WHAT IS NEEDED: Quote all entries exactly, leaving pictures aside.

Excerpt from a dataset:
** BEGIN **

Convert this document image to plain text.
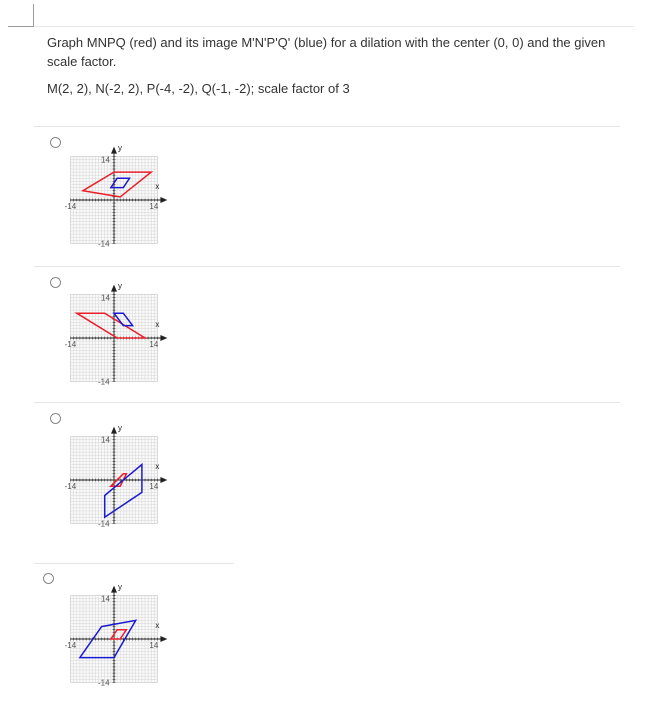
Graph MNPQ (red) and its image M'N'P'Q' (blue) for a dilation with the center (0, 0) and the given scale factor.
M(2, 2), N(-2, 2), P(-4, -2), Q(-1, -2); scale factor of 3
y
x
14
-14
-14	14
y
x
14
-14
-14	14
y
x
14
-14
-14	14
y
x
14
-14
-14	14
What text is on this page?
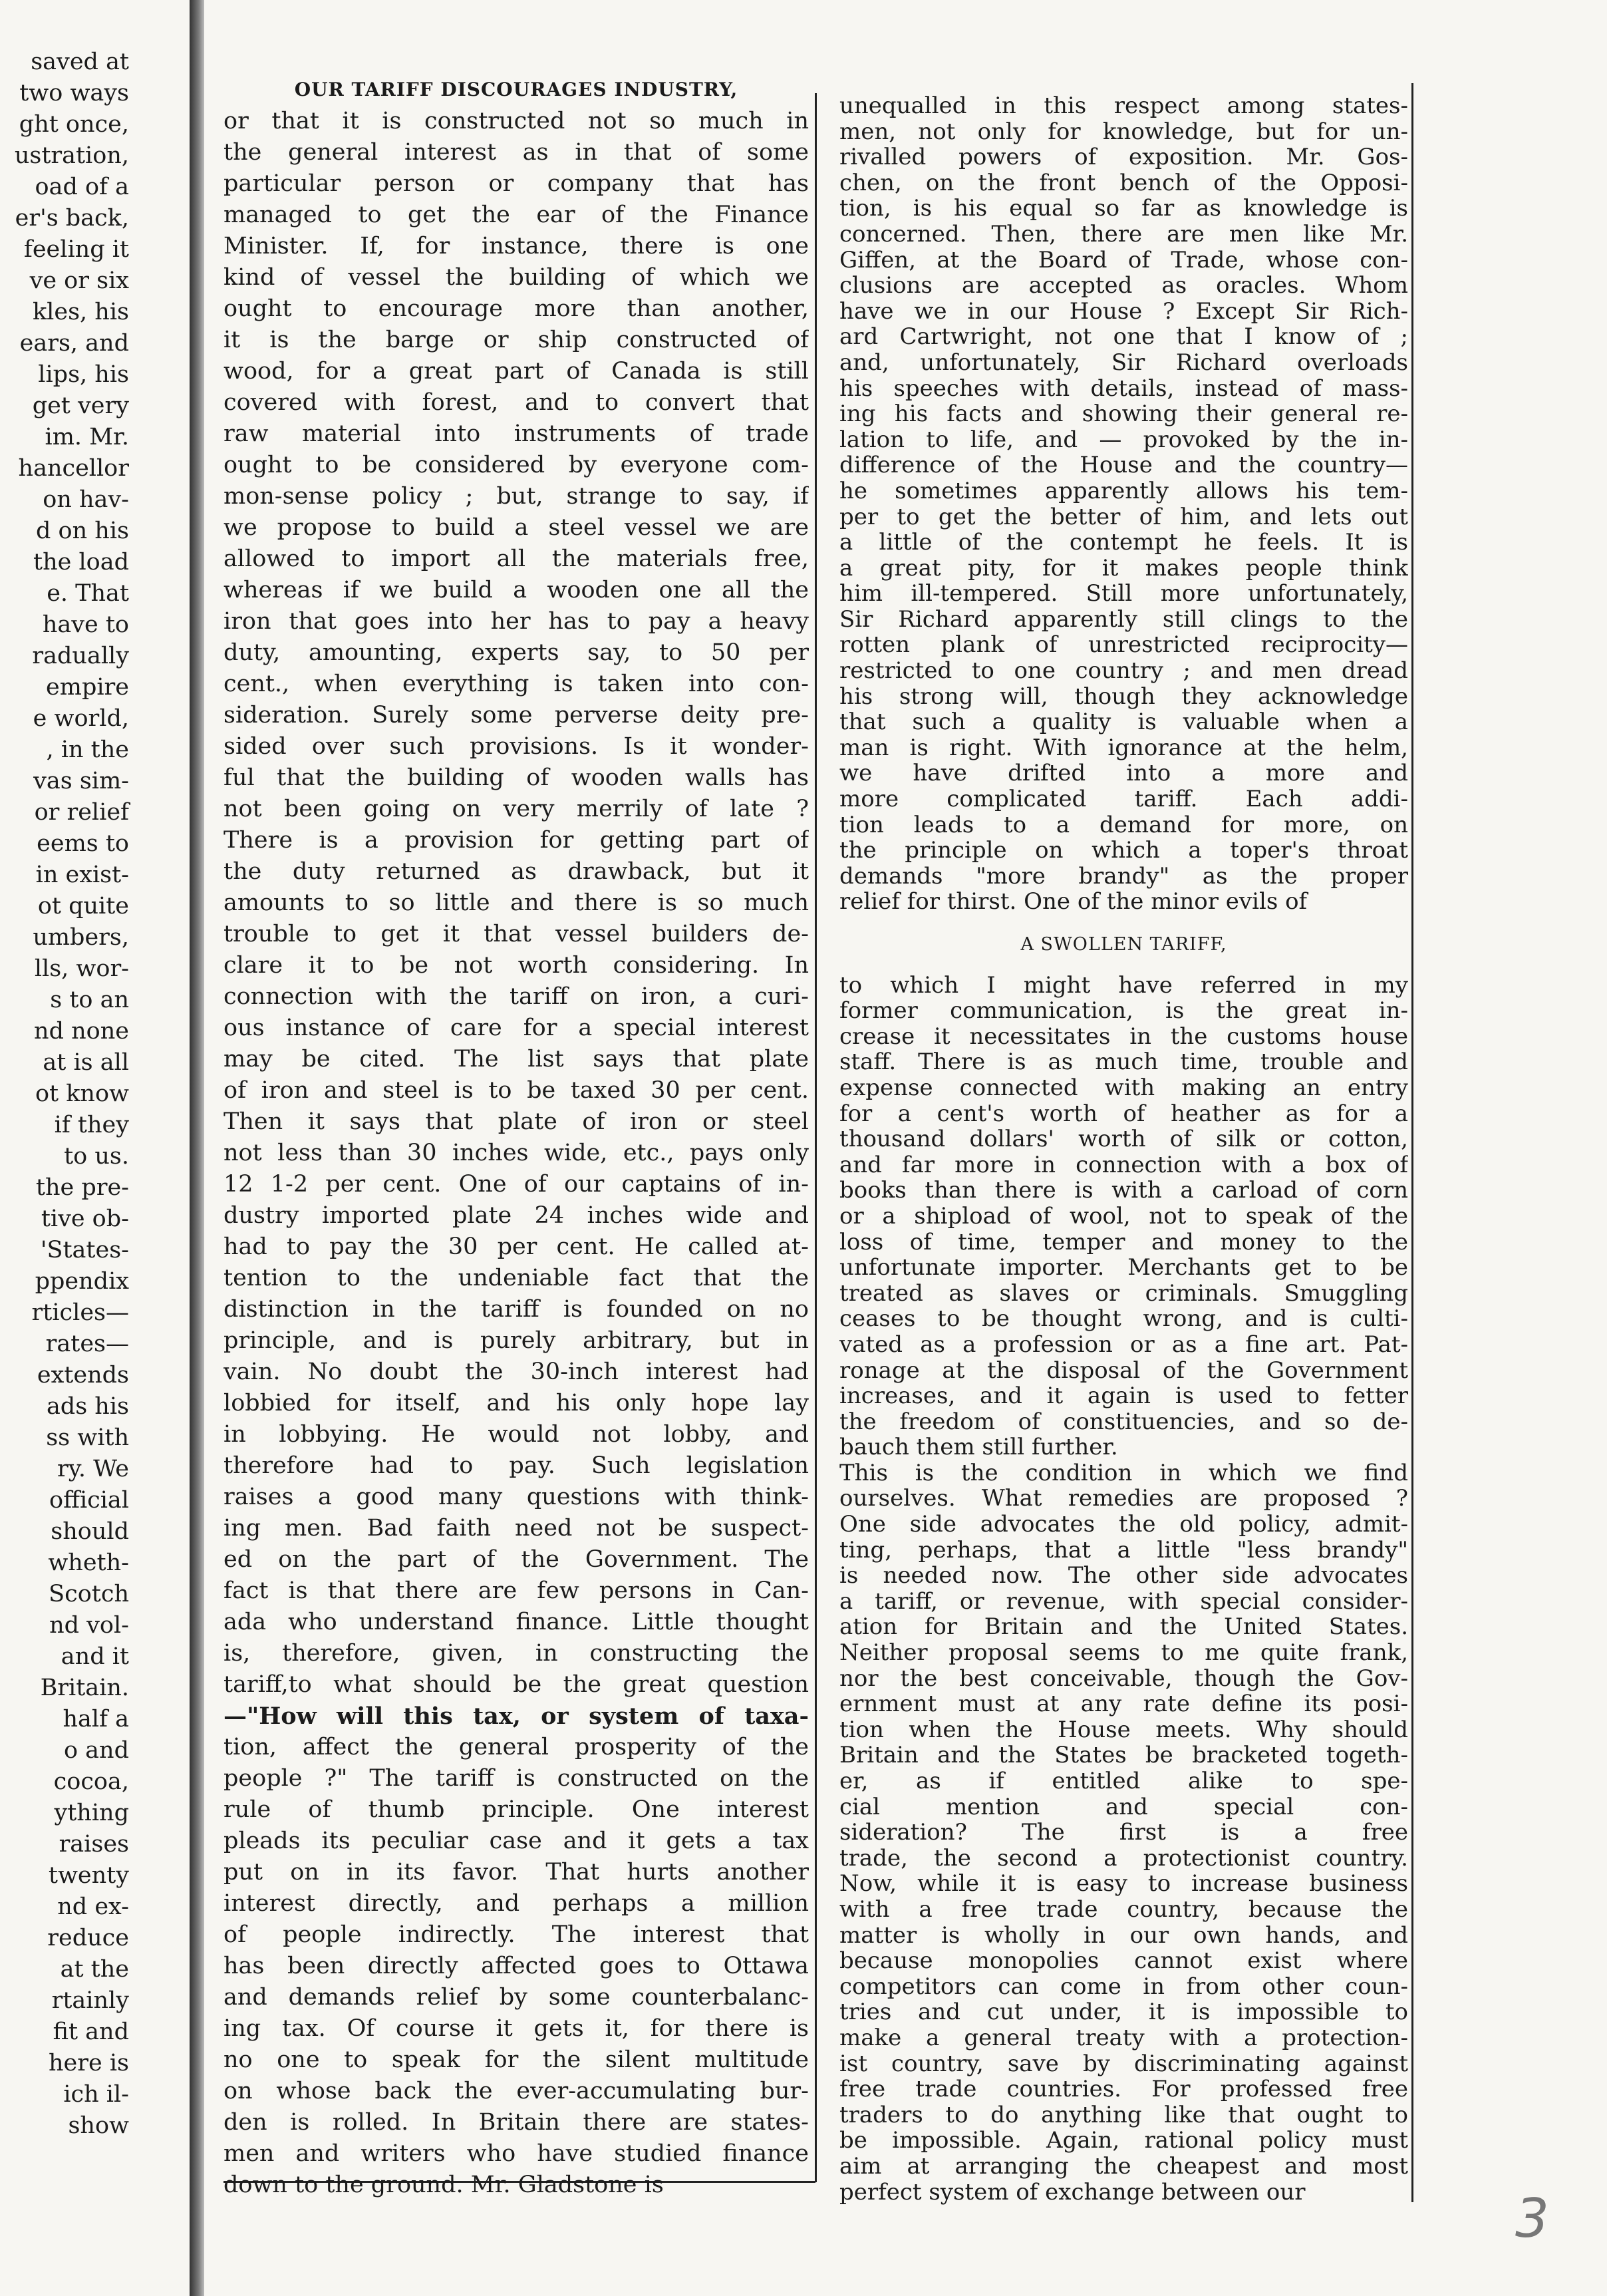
saved at
two ways
ght once,
ustration,
oad of a
er's back,
feeling it
ve or six
kles, his
ears, and
lips, his
get very
im. Mr.
hancellor
on hav-
d on his
the load
e. That
have to
radually
empire
e world,
, in the
vas sim-
or relief
eems to
in exist-
ot quite
umbers,
lls, wor-
s to an
nd none
at is all
ot know
if they
to us.
the pre-
tive ob-
'States-
ppendix
rticles—
rates—
extends
ads his
ss with
ry. We
official
should
wheth-
Scotch
nd vol-
and it
Britain.
half a
o and
cocoa,
ything
raises
twenty
nd ex-
reduce
at the
rtainly
fit and
here is
ich il-
show
OUR TARIFF DISCOURAGES INDUSTRY,
or that it is constructed not so much in
the general interest as in that of some
particular person or company that has
managed to get the ear of the Finance
Minister. If, for instance, there is one
kind of vessel the building of which we
ought to encourage more than another,
it is the barge or ship constructed of
wood, for a great part of Canada is still
covered with forest, and to convert that
raw material into instruments of trade
ought to be considered by everyone com-
mon-sense policy ; but, strange to say, if
we propose to build a steel vessel we are
allowed to import all the materials free,
whereas if we build a wooden one all the
iron that goes into her has to pay a heavy
duty, amounting, experts say, to 50 per
cent., when everything is taken into con-
sideration. Surely some perverse deity pre-
sided over such provisions. Is it wonder-
ful that the building of wooden walls has
not been going on very merrily of late ?
There is a provision for getting part of
the duty returned as drawback, but it
amounts to so little and there is so much
trouble to get it that vessel builders de-
clare it to be not worth considering. In
connection with the tariff on iron, a curi-
ous instance of care for a special interest
may be cited. The list says that plate
of iron and steel is to be taxed 30 per cent.
Then it says that plate of iron or steel
not less than 30 inches wide, etc., pays only
12 1-2 per cent. One of our captains of in-
dustry imported plate 24 inches wide and
had to pay the 30 per cent. He called at-
tention to the undeniable fact that the
distinction in the tariff is founded on no
principle, and is purely arbitrary, but in
vain. No doubt the 30-inch interest had
lobbied for itself, and his only hope lay
in lobbying. He would not lobby, and
therefore had to pay. Such legislation
raises a good many questions with think-
ing men. Bad faith need not be suspect-
ed on the part of the Government. The
fact is that there are few persons in Can-
ada who understand finance. Little thought
is, therefore, given, in constructing the
tariff,to what should be the great question
—"How will this tax, or system of taxa-
tion, affect the general prosperity of the
people ?" The tariff is constructed on the
rule of thumb principle. One interest
pleads its peculiar case and it gets a tax
put on in its favor. That hurts another
interest directly, and perhaps a million
of people indirectly. The interest that
has been directly affected goes to Ottawa
and demands relief by some counterbalanc-
ing tax. Of course it gets it, for there is
no one to speak for the silent multitude
on whose back the ever-accumulating bur-
den is rolled. In Britain there are states-
men and writers who have studied finance
down to the ground. Mr. Gladstone is
unequalled in this respect among states-
men, not only for knowledge, but for un-
rivalled powers of exposition. Mr. Gos-
chen, on the front bench of the Opposi-
tion, is his equal so far as knowledge is
concerned. Then, there are men like Mr.
Giffen, at the Board of Trade, whose con-
clusions are accepted as oracles. Whom
have we in our House ? Except Sir Rich-
ard Cartwright, not one that I know of ;
and, unfortunately, Sir Richard overloads
his speeches with details, instead of mass-
ing his facts and showing their general re-
lation to life, and — provoked by the in-
difference of the House and the country—
he sometimes apparently allows his tem-
per to get the better of him, and lets out
a little of the contempt he feels. It is
a great pity, for it makes people think
him ill-tempered. Still more unfortunately,
Sir Richard apparently still clings to the
rotten plank of unrestricted reciprocity—
restricted to one country ; and men dread
his strong will, though they acknowledge
that such a quality is valuable when a
man is right. With ignorance at the helm,
we have drifted into a more and
more complicated tariff. Each addi-
tion leads to a demand for more, on
the principle on which a toper's throat
demands "more brandy" as the proper
relief for thirst. One of the minor evils of
A SWOLLEN TARIFF,
to which I might have referred in my
former communication, is the great in-
crease it necessitates in the customs house
staff. There is as much time, trouble and
expense connected with making an entry
for a cent's worth of heather as for a
thousand dollars' worth of silk or cotton,
and far more in connection with a box of
books than there is with a carload of corn
or a shipload of wool, not to speak of the
loss of time, temper and money to the
unfortunate importer. Merchants get to be
treated as slaves or criminals. Smuggling
ceases to be thought wrong, and is culti-
vated as a profession or as a fine art. Pat-
ronage at the disposal of the Government
increases, and it again is used to fetter
the freedom of constituencies, and so de-
bauch them still further.
This is the condition in which we find
ourselves. What remedies are proposed ?
One side advocates the old policy, admit-
ting, perhaps, that a little "less brandy"
is needed now. The other side advocates
a tariff, or revenue, with special consider-
ation for Britain and the United States.
Neither proposal seems to me quite frank,
nor the best conceivable, though the Gov-
ernment must at any rate define its posi-
tion when the House meets. Why should
Britain and the States be bracketed togeth-
er, as if entitled alike to spe-
cial mention and special con-
sideration? The first is a free
trade, the second a protectionist country.
Now, while it is easy to increase business
with a free trade country, because the
matter is wholly in our own hands, and
because monopolies cannot exist where
competitors can come in from other coun-
tries and cut under, it is impossible to
make a general treaty with a protection-
ist country, save by discriminating against
free trade countries. For professed free
traders to do anything like that ought to
be impossible. Again, rational policy must
aim at arranging the cheapest and most
perfect system of exchange between our	3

** END **

EXERCISE SOLUTION:
Convert this document image to plain text.
Graph MNPQ (red) and its image M'N'P'Q' (blue) for a dilation with the center (0, 0) and the given scale factor.
M(2, 2), N(-2, 2), P(-4, -2), Q(-1, -2); scale factor of 3
y
x
14
-14
-14	14
y
x
14
-14
-14	14
y
x
14
-14
-14	14
y
x
14
-14
-14	14
What text is on this page?
saved at
two ways
ght once,
ustration,
oad of a
er's back,
feeling it
ve or six
kles, his
ears, and
lips, his
get very
im. Mr.
hancellor
on hav-
d on his
the load
e. That
have to
radually
empire
e world,
, in the
vas sim-
or relief
eems to
in exist-
ot quite
umbers,
lls, wor-
s to an
nd none
at is all
ot know
if they
to us.
the pre-
tive ob-
'States-
ppendix
rticles—
rates—
extends
ads his
ss with
ry. We
official
should
wheth-
Scotch
nd vol-
and it
Britain.
half a
o and
cocoa,
ything
raises
twenty
nd ex-
reduce
at the
rtainly
fit and
here is
ich il-
show
OUR TARIFF DISCOURAGES INDUSTRY,
or that it is constructed not so much in
the general interest as in that of some
particular person or company that has
managed to get the ear of the Finance
Minister. If, for instance, there is one
kind of vessel the building of which we
ought to encourage more than another,
it is the barge or ship constructed of
wood, for a great part of Canada is still
covered with forest, and to convert that
raw material into instruments of trade
ought to be considered by everyone com-
mon-sense policy ; but, strange to say, if
we propose to build a steel vessel we are
allowed to import all the materials free,
whereas if we build a wooden one all the
iron that goes into her has to pay a heavy
duty, amounting, experts say, to 50 per
cent., when everything is taken into con-
sideration. Surely some perverse deity pre-
sided over such provisions. Is it wonder-
ful that the building of wooden walls has
not been going on very merrily of late ?
There is a provision for getting part of
the duty returned as drawback, but it
amounts to so little and there is so much
trouble to get it that vessel builders de-
clare it to be not worth considering. In
connection with the tariff on iron, a curi-
ous instance of care for a special interest
may be cited. The list says that plate
of iron and steel is to be taxed 30 per cent.
Then it says that plate of iron or steel
not less than 30 inches wide, etc., pays only
12 1-2 per cent. One of our captains of in-
dustry imported plate 24 inches wide and
had to pay the 30 per cent. He called at-
tention to the undeniable fact that the
distinction in the tariff is founded on no
principle, and is purely arbitrary, but in
vain. No doubt the 30-inch interest had
lobbied for itself, and his only hope lay
in lobbying. He would not lobby, and
therefore had to pay. Such legislation
raises a good many questions with think-
ing men. Bad faith need not be suspect-
ed on the part of the Government. The
fact is that there are few persons in Can-
ada who understand finance. Little thought
is, therefore, given, in constructing the
tariff,to what should be the great question
—"How will this tax, or system of taxa-
tion, affect the general prosperity of the
people ?" The tariff is constructed on the
rule of thumb principle. One interest
pleads its peculiar case and it gets a tax
put on in its favor. That hurts another
interest directly, and perhaps a million
of people indirectly. The interest that
has been directly affected goes to Ottawa
and demands relief by some counterbalanc-
ing tax. Of course it gets it, for there is
no one to speak for the silent multitude
on whose back the ever-accumulating bur-
den is rolled. In Britain there are states-
men and writers who have studied finance
down to the ground. Mr. Gladstone is
unequalled in this respect among states-
men, not only for knowledge, but for un-
rivalled powers of exposition. Mr. Gos-
chen, on the front bench of the Opposi-
tion, is his equal so far as knowledge is
concerned. Then, there are men like Mr.
Giffen, at the Board of Trade, whose con-
clusions are accepted as oracles. Whom
have we in our House ? Except Sir Rich-
ard Cartwright, not one that I know of ;
and, unfortunately, Sir Richard overloads
his speeches with details, instead of mass-
ing his facts and showing their general re-
lation to life, and — provoked by the in-
difference of the House and the country—
he sometimes apparently allows his tem-
per to get the better of him, and lets out
a little of the contempt he feels. It is
a great pity, for it makes people think
him ill-tempered. Still more unfortunately,
Sir Richard apparently still clings to the
rotten plank of unrestricted reciprocity—
restricted to one country ; and men dread
his strong will, though they acknowledge
that such a quality is valuable when a
man is right. With ignorance at the helm,
we have drifted into a more and
more complicated tariff. Each addi-
tion leads to a demand for more, on
the principle on which a toper's throat
demands "more brandy" as the proper
relief for thirst. One of the minor evils of
A SWOLLEN TARIFF,
to which I might have referred in my
former communication, is the great in-
crease it necessitates in the customs house
staff. There is as much time, trouble and
expense connected with making an entry
for a cent's worth of heather as for a
thousand dollars' worth of silk or cotton,
and far more in connection with a box of
books than there is with a carload of corn
or a shipload of wool, not to speak of the
loss of time, temper and money to the
unfortunate importer. Merchants get to be
treated as slaves or criminals. Smuggling
ceases to be thought wrong, and is culti-
vated as a profession or as a fine art. Pat-
ronage at the disposal of the Government
increases, and it again is used to fetter
the freedom of constituencies, and so de-
bauch them still further.
This is the condition in which we find
ourselves. What remedies are proposed ?
One side advocates the old policy, admit-
ting, perhaps, that a little "less brandy"
is needed now. The other side advocates
a tariff, or revenue, with special consider-
ation for Britain and the United States.
Neither proposal seems to me quite frank,
nor the best conceivable, though the Gov-
ernment must at any rate define its posi-
tion when the House meets. Why should
Britain and the States be bracketed togeth-
er, as if entitled alike to spe-
cial mention and special con-
sideration? The first is a free
trade, the second a protectionist country.
Now, while it is easy to increase business
with a free trade country, because the
matter is wholly in our own hands, and
because monopolies cannot exist where
competitors can come in from other coun-
tries and cut under, it is impossible to
make a general treaty with a protection-
ist country, save by discriminating against
free trade countries. For professed free
traders to do anything like that ought to
be impossible. Again, rational policy must
aim at arranging the cheapest and most
perfect system of exchange between our	3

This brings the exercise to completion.